**PROBLEM STATEMENT**
Exactly reproduce the entries, dropping any pictures from your copy.

------------

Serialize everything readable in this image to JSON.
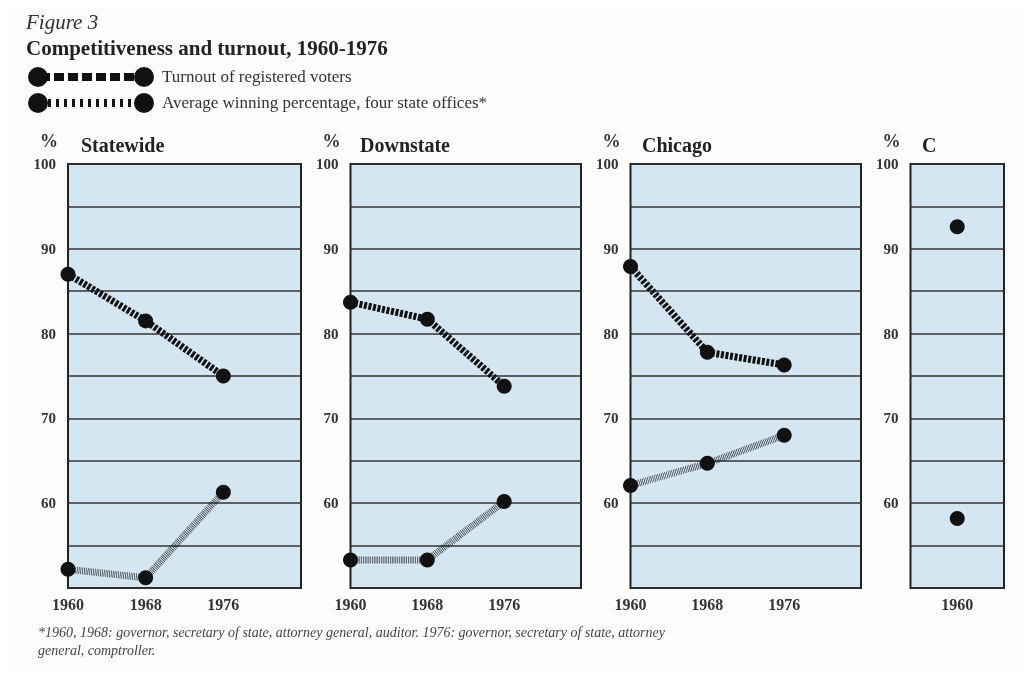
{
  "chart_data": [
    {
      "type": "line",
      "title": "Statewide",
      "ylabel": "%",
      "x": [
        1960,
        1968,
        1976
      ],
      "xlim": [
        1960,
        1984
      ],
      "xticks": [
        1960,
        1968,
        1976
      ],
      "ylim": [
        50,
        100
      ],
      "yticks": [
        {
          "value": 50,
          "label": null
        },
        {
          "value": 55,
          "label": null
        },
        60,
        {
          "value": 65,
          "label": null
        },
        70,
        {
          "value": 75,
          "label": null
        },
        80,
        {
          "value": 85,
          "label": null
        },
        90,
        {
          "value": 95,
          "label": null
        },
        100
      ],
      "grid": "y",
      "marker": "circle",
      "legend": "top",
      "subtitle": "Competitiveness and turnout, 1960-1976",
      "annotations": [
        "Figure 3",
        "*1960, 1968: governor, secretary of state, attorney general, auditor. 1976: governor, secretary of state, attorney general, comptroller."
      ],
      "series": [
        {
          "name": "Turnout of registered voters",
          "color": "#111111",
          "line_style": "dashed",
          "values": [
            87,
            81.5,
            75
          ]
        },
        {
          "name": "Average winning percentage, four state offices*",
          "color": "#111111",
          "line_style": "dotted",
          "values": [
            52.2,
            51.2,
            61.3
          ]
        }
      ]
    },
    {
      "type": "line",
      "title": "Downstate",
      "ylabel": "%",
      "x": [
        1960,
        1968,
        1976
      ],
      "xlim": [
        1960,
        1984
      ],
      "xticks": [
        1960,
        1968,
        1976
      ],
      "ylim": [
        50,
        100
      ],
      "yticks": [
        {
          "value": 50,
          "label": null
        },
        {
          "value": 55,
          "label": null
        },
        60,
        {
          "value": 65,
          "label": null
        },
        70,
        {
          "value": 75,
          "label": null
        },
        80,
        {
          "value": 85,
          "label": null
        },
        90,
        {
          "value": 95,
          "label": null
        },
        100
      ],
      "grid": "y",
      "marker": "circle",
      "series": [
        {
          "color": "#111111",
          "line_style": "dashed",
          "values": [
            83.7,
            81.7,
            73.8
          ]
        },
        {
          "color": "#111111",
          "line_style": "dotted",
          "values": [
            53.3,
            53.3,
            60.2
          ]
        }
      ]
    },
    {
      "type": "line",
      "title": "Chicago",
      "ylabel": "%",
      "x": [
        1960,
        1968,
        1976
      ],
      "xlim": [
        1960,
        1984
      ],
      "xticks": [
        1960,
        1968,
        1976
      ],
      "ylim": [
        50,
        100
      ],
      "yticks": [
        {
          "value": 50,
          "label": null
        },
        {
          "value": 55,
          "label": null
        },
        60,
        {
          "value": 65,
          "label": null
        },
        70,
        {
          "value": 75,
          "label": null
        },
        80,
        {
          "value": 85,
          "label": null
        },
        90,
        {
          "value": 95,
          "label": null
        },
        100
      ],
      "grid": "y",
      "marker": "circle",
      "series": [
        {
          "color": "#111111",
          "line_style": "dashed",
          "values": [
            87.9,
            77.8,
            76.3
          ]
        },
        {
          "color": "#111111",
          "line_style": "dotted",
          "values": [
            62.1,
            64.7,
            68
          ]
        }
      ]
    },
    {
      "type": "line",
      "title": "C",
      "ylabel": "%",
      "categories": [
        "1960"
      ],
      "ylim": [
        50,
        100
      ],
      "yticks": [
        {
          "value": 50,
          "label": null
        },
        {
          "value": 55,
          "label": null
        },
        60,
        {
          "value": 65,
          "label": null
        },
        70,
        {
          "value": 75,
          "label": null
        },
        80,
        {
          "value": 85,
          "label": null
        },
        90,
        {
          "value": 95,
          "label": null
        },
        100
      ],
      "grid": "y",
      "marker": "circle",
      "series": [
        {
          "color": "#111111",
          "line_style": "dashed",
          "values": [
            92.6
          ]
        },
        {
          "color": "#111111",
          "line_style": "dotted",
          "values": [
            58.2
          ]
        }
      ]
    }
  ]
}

------------

**OUTPUT**
Serialize everything readable in this image to JSON.
{
  "chart_data": [
    {
      "type": "line",
      "title": "Statewide",
      "ylabel": "%",
      "x": [
        1960,
        1968,
        1976
      ],
      "xlim": [
        1960,
        1984
      ],
      "xticks": [
        1960,
        1968,
        1976
      ],
      "ylim": [
        50,
        100
      ],
      "yticks": [
        {
          "value": 50,
          "label": null
        },
        {
          "value": 55,
          "label": null
        },
        60,
        {
          "value": 65,
          "label": null
        },
        70,
        {
          "value": 75,
          "label": null
        },
        80,
        {
          "value": 85,
          "label": null
        },
        90,
        {
          "value": 95,
          "label": null
        },
        100
      ],
      "grid": "y",
      "marker": "circle",
      "legend": "top",
      "subtitle": "Competitiveness and turnout, 1960-1976",
      "annotations": [
        "Figure 3",
        "*1960, 1968: governor, secretary of state, attorney general, auditor. 1976: governor, secretary of state, attorney general, comptroller."
      ],
      "series": [
        {
          "name": "Turnout of registered voters",
          "color": "#111111",
          "line_style": "dashed",
          "values": [
            87,
            81.5,
            75
          ]
        },
        {
          "name": "Average winning percentage, four state offices*",
          "color": "#111111",
          "line_style": "dotted",
          "values": [
            52.2,
            51.2,
            61.3
          ]
        }
      ]
    },
    {
      "type": "line",
      "title": "Downstate",
      "ylabel": "%",
      "x": [
        1960,
        1968,
        1976
      ],
      "xlim": [
        1960,
        1984
      ],
      "xticks": [
        1960,
        1968,
        1976
      ],
      "ylim": [
        50,
        100
      ],
      "yticks": [
        {
          "value": 50,
          "label": null
        },
        {
          "value": 55,
          "label": null
        },
        60,
        {
          "value": 65,
          "label": null
        },
        70,
        {
          "value": 75,
          "label": null
        },
        80,
        {
          "value": 85,
          "label": null
        },
        90,
        {
          "value": 95,
          "label": null
        },
        100
      ],
      "grid": "y",
      "marker": "circle",
      "series": [
        {
          "color": "#111111",
          "line_style": "dashed",
          "values": [
            83.7,
            81.7,
            73.8
          ]
        },
        {
          "color": "#111111",
          "line_style": "dotted",
          "values": [
            53.3,
            53.3,
            60.2
          ]
        }
      ]
    },
    {
      "type": "line",
      "title": "Chicago",
      "ylabel": "%",
      "x": [
        1960,
        1968,
        1976
      ],
      "xlim": [
        1960,
        1984
      ],
      "xticks": [
        1960,
        1968,
        1976
      ],
      "ylim": [
        50,
        100
      ],
      "yticks": [
        {
          "value": 50,
          "label": null
        },
        {
          "value": 55,
          "label": null
        },
        60,
        {
          "value": 65,
          "label": null
        },
        70,
        {
          "value": 75,
          "label": null
        },
        80,
        {
          "value": 85,
          "label": null
        },
        90,
        {
          "value": 95,
          "label": null
        },
        100
      ],
      "grid": "y",
      "marker": "circle",
      "series": [
        {
          "color": "#111111",
          "line_style": "dashed",
          "values": [
            87.9,
            77.8,
            76.3
          ]
        },
        {
          "color": "#111111",
          "line_style": "dotted",
          "values": [
            62.1,
            64.7,
            68
          ]
        }
      ]
    },
    {
      "type": "line",
      "title": "C",
      "ylabel": "%",
      "categories": [
        "1960"
      ],
      "ylim": [
        50,
        100
      ],
      "yticks": [
        {
          "value": 50,
          "label": null
        },
        {
          "value": 55,
          "label": null
        },
        60,
        {
          "value": 65,
          "label": null
        },
        70,
        {
          "value": 75,
          "label": null
        },
        80,
        {
          "value": 85,
          "label": null
        },
        90,
        {
          "value": 95,
          "label": null
        },
        100
      ],
      "grid": "y",
      "marker": "circle",
      "series": [
        {
          "color": "#111111",
          "line_style": "dashed",
          "values": [
            92.6
          ]
        },
        {
          "color": "#111111",
          "line_style": "dotted",
          "values": [
            58.2
          ]
        }
      ]
    }
  ]
}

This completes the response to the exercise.